> Instructions for the task:
Drop every picture and give the entries back exactly.

____________________

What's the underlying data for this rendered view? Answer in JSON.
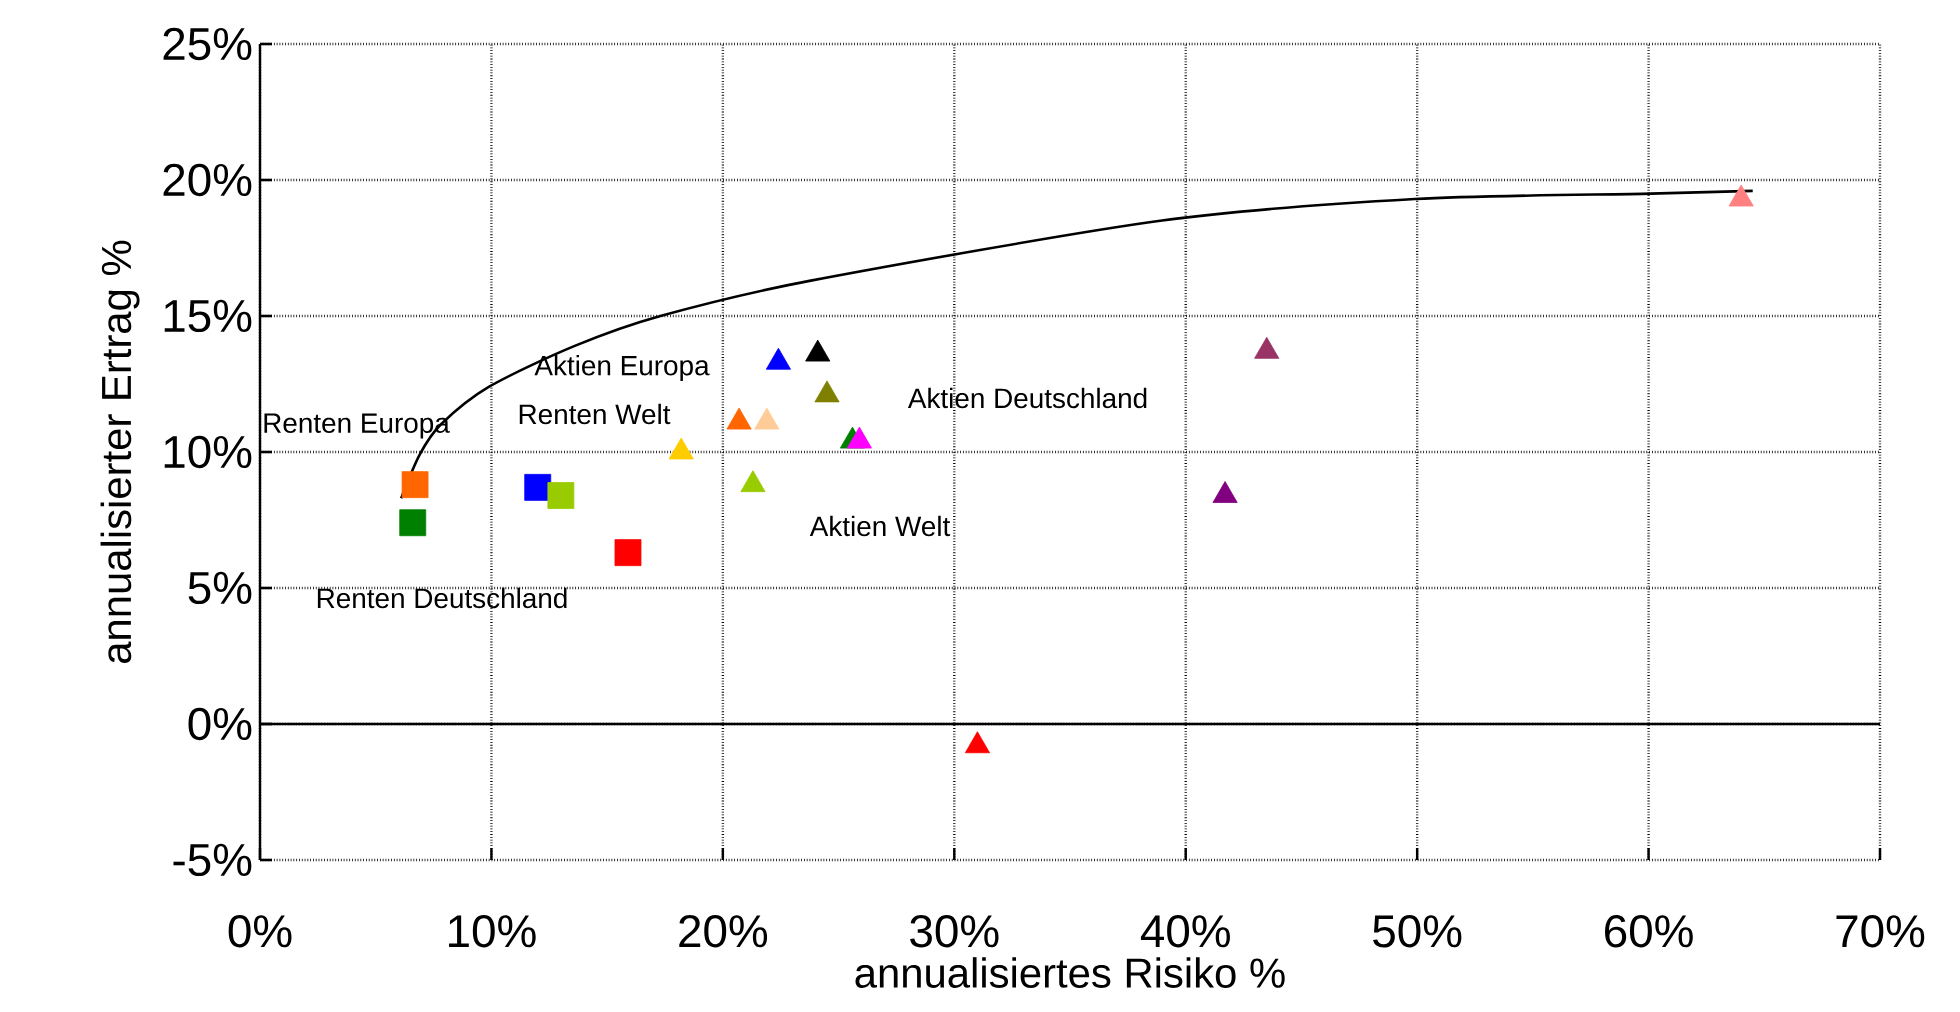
{
  "chart_data": {
    "type": "scatter",
    "xlabel": "annualisiertes Risiko %",
    "ylabel": "annualisierter Ertrag %",
    "xlim": [
      0,
      70
    ],
    "ylim": [
      -5,
      25
    ],
    "xticks": [
      {
        "value": 0,
        "label": "0%"
      },
      {
        "value": 10,
        "label": "10%"
      },
      {
        "value": 20,
        "label": "20%"
      },
      {
        "value": 30,
        "label": "30%"
      },
      {
        "value": 40,
        "label": "40%"
      },
      {
        "value": 50,
        "label": "50%"
      },
      {
        "value": 60,
        "label": "60%"
      },
      {
        "value": 70,
        "label": "70%"
      }
    ],
    "yticks": [
      {
        "value": -5,
        "label": "-5%"
      },
      {
        "value": 0,
        "label": "0%"
      },
      {
        "value": 5,
        "label": "5%"
      },
      {
        "value": 10,
        "label": "10%"
      },
      {
        "value": 15,
        "label": "15%"
      },
      {
        "value": 20,
        "label": "20%"
      },
      {
        "value": 25,
        "label": "25%"
      }
    ],
    "grid": true,
    "series": [
      {
        "marker": "square",
        "x": [
          6.7,
          6.6,
          12.0,
          13.0,
          15.9
        ],
        "values": [
          8.8,
          7.4,
          8.7,
          8.4,
          6.3
        ],
        "colors": [
          "#ff6600",
          "#008000",
          "#0000ff",
          "#99cc00",
          "#ff0000"
        ]
      },
      {
        "marker": "triangle",
        "x": [
          18.2,
          20.7,
          21.9,
          21.3,
          22.4,
          24.1,
          24.5,
          25.6,
          25.9,
          31.0,
          41.7,
          43.5,
          64.0
        ],
        "values": [
          10.0,
          11.1,
          11.1,
          8.8,
          13.3,
          13.6,
          12.1,
          10.4,
          10.4,
          -0.8,
          8.4,
          13.7,
          19.3
        ],
        "colors": [
          "#ffcc00",
          "#ff6600",
          "#ffcc99",
          "#99cc00",
          "#0000ff",
          "#000000",
          "#808000",
          "#008000",
          "#ff00ff",
          "#ff0000",
          "#800080",
          "#993366",
          "#ff8080"
        ]
      },
      {
        "type": "line",
        "marker": "none",
        "color": "#000000",
        "x": [
          6.1,
          6.9,
          7.8,
          9.9,
          13.6,
          17.3,
          23.8,
          38.9,
          49.9,
          60.1,
          64.5
        ],
        "values": [
          8.3,
          9.9,
          11.0,
          12.4,
          13.9,
          15.0,
          16.3,
          18.5,
          19.3,
          19.5,
          19.6
        ]
      }
    ],
    "annotations": [
      "Aktien Europa",
      "Renten Europa",
      "Renten Welt",
      "Aktien Deutschland",
      "Aktien Welt",
      "Renten Deutschland"
    ]
  }
}
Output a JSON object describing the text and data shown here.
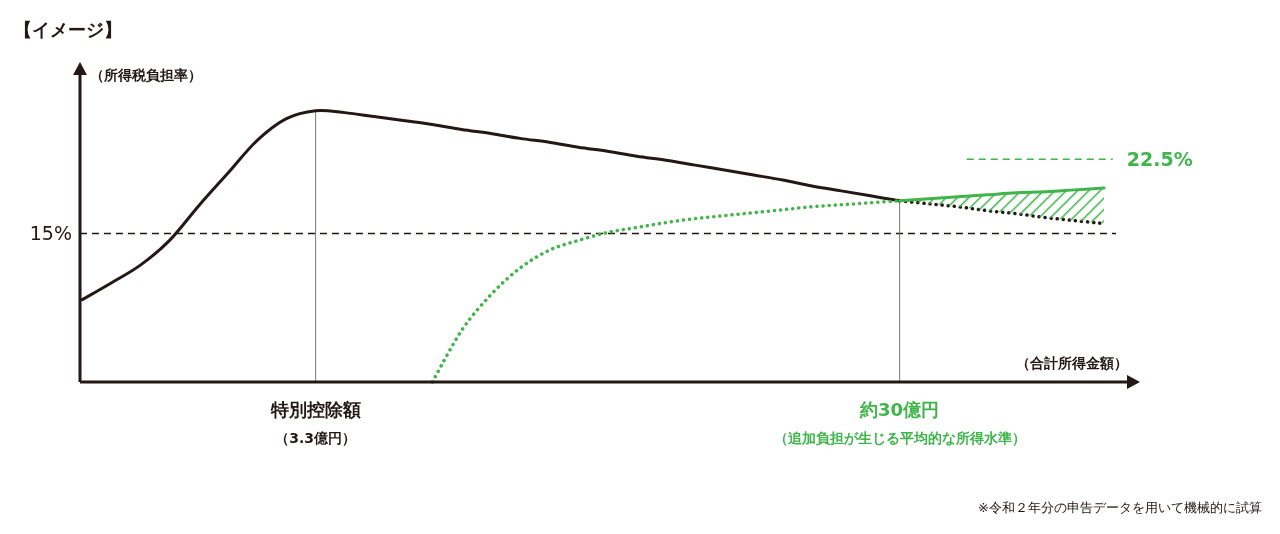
{
  "chart_data": {
    "type": "line",
    "title": "【イメージ】",
    "ylabel": "（所得税負担率）",
    "xlabel": "（合計所得金額）",
    "categories": [
      null,
      null,
      null,
      null,
      null,
      null,
      null,
      null,
      "特別控除額",
      null,
      null,
      null,
      null,
      null,
      null,
      null,
      null,
      null,
      null,
      null,
      null,
      null,
      null,
      null,
      null,
      null,
      null,
      null,
      "約30億円",
      null,
      null,
      null,
      null,
      null,
      null,
      null
    ],
    "ylim": [
      0,
      31
    ],
    "marker": "none",
    "series": [
      {
        "color": "#231815",
        "line_style": "solid",
        "values": [
          8.3,
          10.0,
          11.8,
          14.3,
          17.8,
          21.1,
          24.4,
          26.6,
          27.4,
          27.2,
          26.8,
          26.4,
          26.0,
          25.5,
          25.1,
          24.6,
          24.2,
          23.7,
          23.3,
          22.8,
          22.4,
          21.9,
          21.4,
          20.9,
          20.4,
          19.8,
          19.3,
          18.8,
          18.3,
          null,
          null,
          null,
          null,
          null,
          null,
          null
        ]
      },
      {
        "color": "#231815",
        "line_style": "dotted",
        "values": [
          null,
          null,
          null,
          null,
          null,
          null,
          null,
          null,
          null,
          null,
          null,
          null,
          null,
          null,
          null,
          null,
          null,
          null,
          null,
          null,
          null,
          null,
          null,
          null,
          null,
          null,
          null,
          null,
          18.3,
          18.0,
          17.7,
          17.3,
          17.0,
          16.6,
          16.3,
          16.0
        ]
      },
      {
        "color": "#3fb54a",
        "line_style": "solid",
        "values": [
          null,
          null,
          null,
          null,
          null,
          null,
          null,
          null,
          null,
          null,
          null,
          null,
          null,
          null,
          null,
          null,
          null,
          null,
          null,
          null,
          null,
          null,
          null,
          null,
          null,
          null,
          null,
          null,
          18.3,
          18.5,
          18.7,
          18.9,
          19.1,
          19.2,
          19.4,
          19.6
        ],
        "lower": [
          null,
          null,
          null,
          null,
          null,
          null,
          null,
          null,
          null,
          null,
          null,
          null,
          null,
          null,
          null,
          null,
          null,
          null,
          null,
          null,
          null,
          null,
          null,
          null,
          null,
          null,
          null,
          null,
          18.3,
          18.0,
          17.7,
          17.3,
          17.0,
          16.6,
          16.3,
          16.0
        ],
        "upper": [
          null,
          null,
          null,
          null,
          null,
          null,
          null,
          null,
          null,
          null,
          null,
          null,
          null,
          null,
          null,
          null,
          null,
          null,
          null,
          null,
          null,
          null,
          null,
          null,
          null,
          null,
          null,
          null,
          18.3,
          18.5,
          18.7,
          18.9,
          19.1,
          19.2,
          19.4,
          19.6
        ]
      },
      {
        "color": "#3fb54a",
        "line_style": "dotted",
        "values": [
          null,
          null,
          null,
          null,
          null,
          null,
          null,
          null,
          null,
          null,
          null,
          null,
          0,
          5.2,
          8.8,
          11.5,
          13.3,
          14.3,
          15.1,
          15.6,
          16.1,
          16.5,
          16.8,
          17.1,
          17.4,
          17.7,
          17.9,
          18.1,
          18.3,
          null,
          null,
          null,
          null,
          null,
          null,
          null
        ]
      }
    ],
    "ref_lines": [
      {
        "axis": "y",
        "value": 15,
        "label": "15%",
        "line_style": "dashed"
      },
      {
        "axis": "y",
        "value": 22.5,
        "label": "22.5%",
        "color": "#3fb54a",
        "line_style": "dashed"
      }
    ],
    "annotations": [
      "（3.3億円）",
      "（追加負担が生じる平均的な所得水準）",
      "※令和２年分の申告データを用いて機械的に試算"
    ]
  }
}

____________________

> The result:
What's the underlying data for this rendered view? Answer in JSON.
{
  "chart_data": {
    "type": "scatter",
    "xlabel": "annualisiertes Risiko %",
    "ylabel": "annualisierter Ertrag %",
    "xlim": [
      0,
      70
    ],
    "ylim": [
      -5,
      25
    ],
    "xticks": [
      {
        "value": 0,
        "label": "0%"
      },
      {
        "value": 10,
        "label": "10%"
      },
      {
        "value": 20,
        "label": "20%"
      },
      {
        "value": 30,
        "label": "30%"
      },
      {
        "value": 40,
        "label": "40%"
      },
      {
        "value": 50,
        "label": "50%"
      },
      {
        "value": 60,
        "label": "60%"
      },
      {
        "value": 70,
        "label": "70%"
      }
    ],
    "yticks": [
      {
        "value": -5,
        "label": "-5%"
      },
      {
        "value": 0,
        "label": "0%"
      },
      {
        "value": 5,
        "label": "5%"
      },
      {
        "value": 10,
        "label": "10%"
      },
      {
        "value": 15,
        "label": "15%"
      },
      {
        "value": 20,
        "label": "20%"
      },
      {
        "value": 25,
        "label": "25%"
      }
    ],
    "grid": true,
    "series": [
      {
        "marker": "square",
        "x": [
          6.7,
          6.6,
          12.0,
          13.0,
          15.9
        ],
        "values": [
          8.8,
          7.4,
          8.7,
          8.4,
          6.3
        ],
        "colors": [
          "#ff6600",
          "#008000",
          "#0000ff",
          "#99cc00",
          "#ff0000"
        ]
      },
      {
        "marker": "triangle",
        "x": [
          18.2,
          20.7,
          21.9,
          21.3,
          22.4,
          24.1,
          24.5,
          25.6,
          25.9,
          31.0,
          41.7,
          43.5,
          64.0
        ],
        "values": [
          10.0,
          11.1,
          11.1,
          8.8,
          13.3,
          13.6,
          12.1,
          10.4,
          10.4,
          -0.8,
          8.4,
          13.7,
          19.3
        ],
        "colors": [
          "#ffcc00",
          "#ff6600",
          "#ffcc99",
          "#99cc00",
          "#0000ff",
          "#000000",
          "#808000",
          "#008000",
          "#ff00ff",
          "#ff0000",
          "#800080",
          "#993366",
          "#ff8080"
        ]
      },
      {
        "type": "line",
        "marker": "none",
        "color": "#000000",
        "x": [
          6.1,
          6.9,
          7.8,
          9.9,
          13.6,
          17.3,
          23.8,
          38.9,
          49.9,
          60.1,
          64.5
        ],
        "values": [
          8.3,
          9.9,
          11.0,
          12.4,
          13.9,
          15.0,
          16.3,
          18.5,
          19.3,
          19.5,
          19.6
        ]
      }
    ],
    "annotations": [
      "Aktien Europa",
      "Renten Europa",
      "Renten Welt",
      "Aktien Deutschland",
      "Aktien Welt",
      "Renten Deutschland"
    ]
  }
}
Output a JSON object describing the text and data shown here.
{
  "chart_data": {
    "type": "line",
    "title": "【イメージ】",
    "ylabel": "（所得税負担率）",
    "xlabel": "（合計所得金額）",
    "categories": [
      null,
      null,
      null,
      null,
      null,
      null,
      null,
      null,
      "特別控除額",
      null,
      null,
      null,
      null,
      null,
      null,
      null,
      null,
      null,
      null,
      null,
      null,
      null,
      null,
      null,
      null,
      null,
      null,
      null,
      "約30億円",
      null,
      null,
      null,
      null,
      null,
      null,
      null
    ],
    "ylim": [
      0,
      31
    ],
    "marker": "none",
    "series": [
      {
        "color": "#231815",
        "line_style": "solid",
        "values": [
          8.3,
          10.0,
          11.8,
          14.3,
          17.8,
          21.1,
          24.4,
          26.6,
          27.4,
          27.2,
          26.8,
          26.4,
          26.0,
          25.5,
          25.1,
          24.6,
          24.2,
          23.7,
          23.3,
          22.8,
          22.4,
          21.9,
          21.4,
          20.9,
          20.4,
          19.8,
          19.3,
          18.8,
          18.3,
          null,
          null,
          null,
          null,
          null,
          null,
          null
        ]
      },
      {
        "color": "#231815",
        "line_style": "dotted",
        "values": [
          null,
          null,
          null,
          null,
          null,
          null,
          null,
          null,
          null,
          null,
          null,
          null,
          null,
          null,
          null,
          null,
          null,
          null,
          null,
          null,
          null,
          null,
          null,
          null,
          null,
          null,
          null,
          null,
          18.3,
          18.0,
          17.7,
          17.3,
          17.0,
          16.6,
          16.3,
          16.0
        ]
      },
      {
        "color": "#3fb54a",
        "line_style": "solid",
        "values": [
          null,
          null,
          null,
          null,
          null,
          null,
          null,
          null,
          null,
          null,
          null,
          null,
          null,
          null,
          null,
          null,
          null,
          null,
          null,
          null,
          null,
          null,
          null,
          null,
          null,
          null,
          null,
          null,
          18.3,
          18.5,
          18.7,
          18.9,
          19.1,
          19.2,
          19.4,
          19.6
        ],
        "lower": [
          null,
          null,
          null,
          null,
          null,
          null,
          null,
          null,
          null,
          null,
          null,
          null,
          null,
          null,
          null,
          null,
          null,
          null,
          null,
          null,
          null,
          null,
          null,
          null,
          null,
          null,
          null,
          null,
          18.3,
          18.0,
          17.7,
          17.3,
          17.0,
          16.6,
          16.3,
          16.0
        ],
        "upper": [
          null,
          null,
          null,
          null,
          null,
          null,
          null,
          null,
          null,
          null,
          null,
          null,
          null,
          null,
          null,
          null,
          null,
          null,
          null,
          null,
          null,
          null,
          null,
          null,
          null,
          null,
          null,
          null,
          18.3,
          18.5,
          18.7,
          18.9,
          19.1,
          19.2,
          19.4,
          19.6
        ]
      },
      {
        "color": "#3fb54a",
        "line_style": "dotted",
        "values": [
          null,
          null,
          null,
          null,
          null,
          null,
          null,
          null,
          null,
          null,
          null,
          null,
          0,
          5.2,
          8.8,
          11.5,
          13.3,
          14.3,
          15.1,
          15.6,
          16.1,
          16.5,
          16.8,
          17.1,
          17.4,
          17.7,
          17.9,
          18.1,
          18.3,
          null,
          null,
          null,
          null,
          null,
          null,
          null
        ]
      }
    ],
    "ref_lines": [
      {
        "axis": "y",
        "value": 15,
        "label": "15%",
        "line_style": "dashed"
      },
      {
        "axis": "y",
        "value": 22.5,
        "label": "22.5%",
        "color": "#3fb54a",
        "line_style": "dashed"
      }
    ],
    "annotations": [
      "（3.3億円）",
      "（追加負担が生じる平均的な所得水準）",
      "※令和２年分の申告データを用いて機械的に試算"
    ]
  }
}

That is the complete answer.